#### [Record list]
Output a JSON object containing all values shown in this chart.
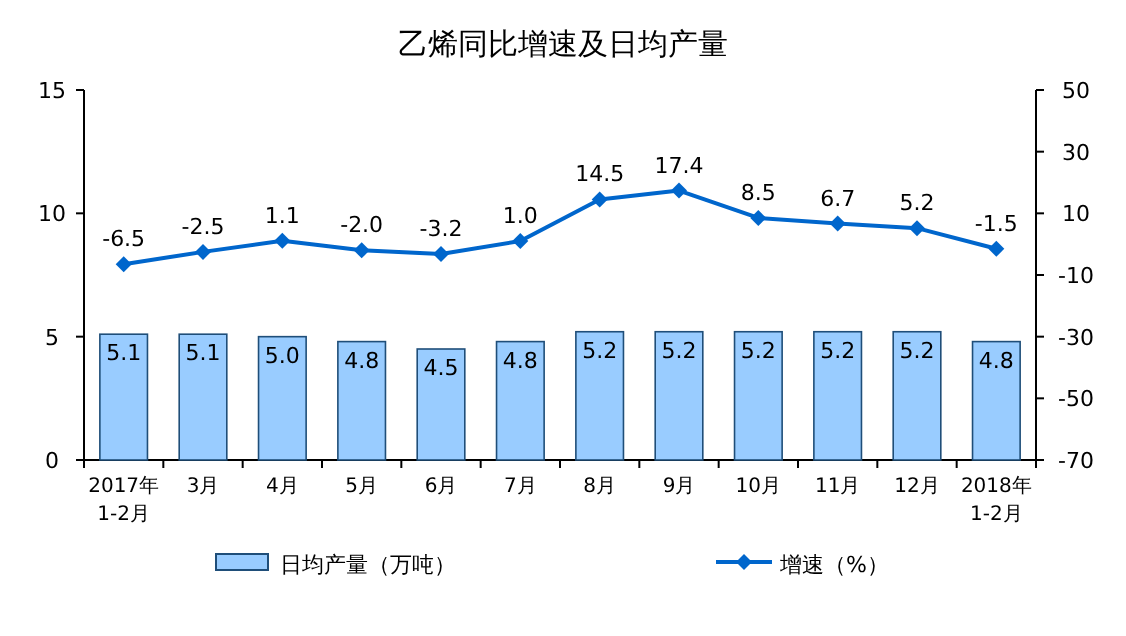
{
  "chart_data": {
    "type": "bar",
    "title": "乙烯同比增速及日均产量",
    "categories": [
      "2017年\n1-2月",
      "3月",
      "4月",
      "5月",
      "6月",
      "7月",
      "8月",
      "9月",
      "10月",
      "11月",
      "12月",
      "2018年\n1-2月"
    ],
    "series": [
      {
        "name": "日均产量（万吨）",
        "color": "#99ccff",
        "values": [
          5.1,
          5.1,
          5.0,
          4.8,
          4.5,
          4.8,
          5.2,
          5.2,
          5.2,
          5.2,
          5.2,
          4.8
        ],
        "value_labels": [
          "5.1",
          "5.1",
          "5.0",
          "4.8",
          "4.5",
          "4.8",
          "5.2",
          "5.2",
          "5.2",
          "5.2",
          "5.2",
          "4.8"
        ]
      },
      {
        "name": "增速（%）",
        "type": "line",
        "axis": "y2",
        "color": "#0066cc",
        "marker": "diamond",
        "values": [
          -6.5,
          -2.5,
          1.1,
          -2.0,
          -3.2,
          1.0,
          14.5,
          17.4,
          8.5,
          6.7,
          5.2,
          -1.5
        ],
        "value_labels": [
          "-6.5",
          "-2.5",
          "1.1",
          "-2.0",
          "-3.2",
          "1.0",
          "14.5",
          "17.4",
          "8.5",
          "6.7",
          "5.2",
          "-1.5"
        ]
      }
    ],
    "ylim": [
      0,
      15
    ],
    "yticks": [
      0,
      5,
      10,
      15
    ],
    "y2lim": [
      -70,
      50
    ],
    "y2ticks": [
      -70,
      -50,
      -30,
      -10,
      10,
      30,
      50
    ],
    "grid": false,
    "legend": "bottom"
  }
}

#### [What to do]
Write out each line again precisely as it appears, skipping every picture.

#### [Written response]
Output a JSON object containing all values shown in this chart.
{
  "chart_data": {
    "type": "bar",
    "title": "乙烯同比增速及日均产量",
    "categories": [
      "2017年\n1-2月",
      "3月",
      "4月",
      "5月",
      "6月",
      "7月",
      "8月",
      "9月",
      "10月",
      "11月",
      "12月",
      "2018年\n1-2月"
    ],
    "series": [
      {
        "name": "日均产量（万吨）",
        "color": "#99ccff",
        "values": [
          5.1,
          5.1,
          5.0,
          4.8,
          4.5,
          4.8,
          5.2,
          5.2,
          5.2,
          5.2,
          5.2,
          4.8
        ],
        "value_labels": [
          "5.1",
          "5.1",
          "5.0",
          "4.8",
          "4.5",
          "4.8",
          "5.2",
          "5.2",
          "5.2",
          "5.2",
          "5.2",
          "4.8"
        ]
      },
      {
        "name": "增速（%）",
        "type": "line",
        "axis": "y2",
        "color": "#0066cc",
        "marker": "diamond",
        "values": [
          -6.5,
          -2.5,
          1.1,
          -2.0,
          -3.2,
          1.0,
          14.5,
          17.4,
          8.5,
          6.7,
          5.2,
          -1.5
        ],
        "value_labels": [
          "-6.5",
          "-2.5",
          "1.1",
          "-2.0",
          "-3.2",
          "1.0",
          "14.5",
          "17.4",
          "8.5",
          "6.7",
          "5.2",
          "-1.5"
        ]
      }
    ],
    "ylim": [
      0,
      15
    ],
    "yticks": [
      0,
      5,
      10,
      15
    ],
    "y2lim": [
      -70,
      50
    ],
    "y2ticks": [
      -70,
      -50,
      -30,
      -10,
      10,
      30,
      50
    ],
    "grid": false,
    "legend": "bottom"
  }
}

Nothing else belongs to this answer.